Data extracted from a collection
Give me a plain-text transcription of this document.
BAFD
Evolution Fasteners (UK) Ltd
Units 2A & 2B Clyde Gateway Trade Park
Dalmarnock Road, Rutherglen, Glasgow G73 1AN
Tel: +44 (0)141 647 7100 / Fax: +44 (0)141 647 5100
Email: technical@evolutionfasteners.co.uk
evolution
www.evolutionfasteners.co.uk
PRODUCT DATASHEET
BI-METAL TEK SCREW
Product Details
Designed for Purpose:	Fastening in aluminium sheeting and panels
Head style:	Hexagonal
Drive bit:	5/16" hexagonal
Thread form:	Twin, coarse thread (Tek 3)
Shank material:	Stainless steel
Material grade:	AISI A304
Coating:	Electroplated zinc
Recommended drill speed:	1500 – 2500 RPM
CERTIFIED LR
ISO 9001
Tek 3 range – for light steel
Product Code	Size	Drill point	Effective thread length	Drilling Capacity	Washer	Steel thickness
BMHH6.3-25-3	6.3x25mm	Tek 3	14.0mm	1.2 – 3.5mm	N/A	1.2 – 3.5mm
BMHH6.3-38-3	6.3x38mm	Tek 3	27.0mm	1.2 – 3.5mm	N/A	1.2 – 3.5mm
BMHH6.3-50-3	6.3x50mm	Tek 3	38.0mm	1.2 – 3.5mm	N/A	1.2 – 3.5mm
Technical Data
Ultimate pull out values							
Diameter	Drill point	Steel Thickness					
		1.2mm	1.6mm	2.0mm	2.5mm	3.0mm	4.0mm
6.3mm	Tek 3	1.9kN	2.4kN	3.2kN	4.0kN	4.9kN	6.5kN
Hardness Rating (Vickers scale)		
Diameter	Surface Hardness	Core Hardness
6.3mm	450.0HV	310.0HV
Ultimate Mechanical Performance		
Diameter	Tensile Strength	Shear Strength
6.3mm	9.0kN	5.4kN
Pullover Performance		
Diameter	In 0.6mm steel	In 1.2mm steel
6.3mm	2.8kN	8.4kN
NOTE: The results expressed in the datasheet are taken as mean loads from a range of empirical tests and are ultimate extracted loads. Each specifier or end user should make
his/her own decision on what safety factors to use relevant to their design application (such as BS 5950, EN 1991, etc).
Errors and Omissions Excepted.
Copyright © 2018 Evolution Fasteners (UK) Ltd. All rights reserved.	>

DIRECTIONS FOR THIS TASK: Tell how many lines in the records above contain "point", giving the number and no other words.

ANSWER TO THIS TASK: 2